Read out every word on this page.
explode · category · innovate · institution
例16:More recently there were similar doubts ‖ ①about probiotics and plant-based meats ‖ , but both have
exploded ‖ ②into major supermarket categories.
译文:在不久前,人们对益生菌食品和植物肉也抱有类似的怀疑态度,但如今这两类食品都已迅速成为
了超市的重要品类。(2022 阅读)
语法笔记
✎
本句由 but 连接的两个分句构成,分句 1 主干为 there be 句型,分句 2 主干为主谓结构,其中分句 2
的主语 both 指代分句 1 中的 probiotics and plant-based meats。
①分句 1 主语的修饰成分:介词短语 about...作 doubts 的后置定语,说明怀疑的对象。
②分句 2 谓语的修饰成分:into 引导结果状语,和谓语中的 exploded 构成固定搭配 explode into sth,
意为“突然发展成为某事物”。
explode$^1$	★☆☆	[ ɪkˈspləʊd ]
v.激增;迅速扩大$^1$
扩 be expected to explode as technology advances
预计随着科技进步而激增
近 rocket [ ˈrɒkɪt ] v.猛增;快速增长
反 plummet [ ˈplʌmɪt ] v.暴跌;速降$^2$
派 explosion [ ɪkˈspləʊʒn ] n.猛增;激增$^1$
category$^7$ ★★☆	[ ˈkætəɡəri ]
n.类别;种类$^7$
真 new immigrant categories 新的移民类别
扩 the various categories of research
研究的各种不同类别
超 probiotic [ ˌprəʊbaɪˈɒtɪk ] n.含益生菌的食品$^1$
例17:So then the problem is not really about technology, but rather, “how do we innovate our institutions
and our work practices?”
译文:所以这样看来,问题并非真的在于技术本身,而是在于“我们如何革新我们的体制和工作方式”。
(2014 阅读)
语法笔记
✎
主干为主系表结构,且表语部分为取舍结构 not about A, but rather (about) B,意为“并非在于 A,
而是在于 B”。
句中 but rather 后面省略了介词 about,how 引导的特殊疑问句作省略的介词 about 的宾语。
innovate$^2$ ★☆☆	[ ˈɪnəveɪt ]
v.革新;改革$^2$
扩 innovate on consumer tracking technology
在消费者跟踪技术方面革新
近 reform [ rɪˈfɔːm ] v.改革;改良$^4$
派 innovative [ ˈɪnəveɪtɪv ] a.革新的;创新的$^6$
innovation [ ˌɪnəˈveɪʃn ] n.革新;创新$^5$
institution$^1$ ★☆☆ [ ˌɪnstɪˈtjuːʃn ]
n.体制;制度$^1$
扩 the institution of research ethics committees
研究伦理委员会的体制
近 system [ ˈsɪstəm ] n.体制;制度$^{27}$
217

WORK TO BE COMPLETED: Search the entries for the word "there" and gather every line where it appears.

WRITTEN ANSWER:
例16:More recently there were similar doubts ‖ ①about probiotics and plant-based meats ‖ , but both have
本句由 but 连接的两个分句构成,分句 1 主干为 there be 句型,分句 2 主干为主谓结构,其中分句 2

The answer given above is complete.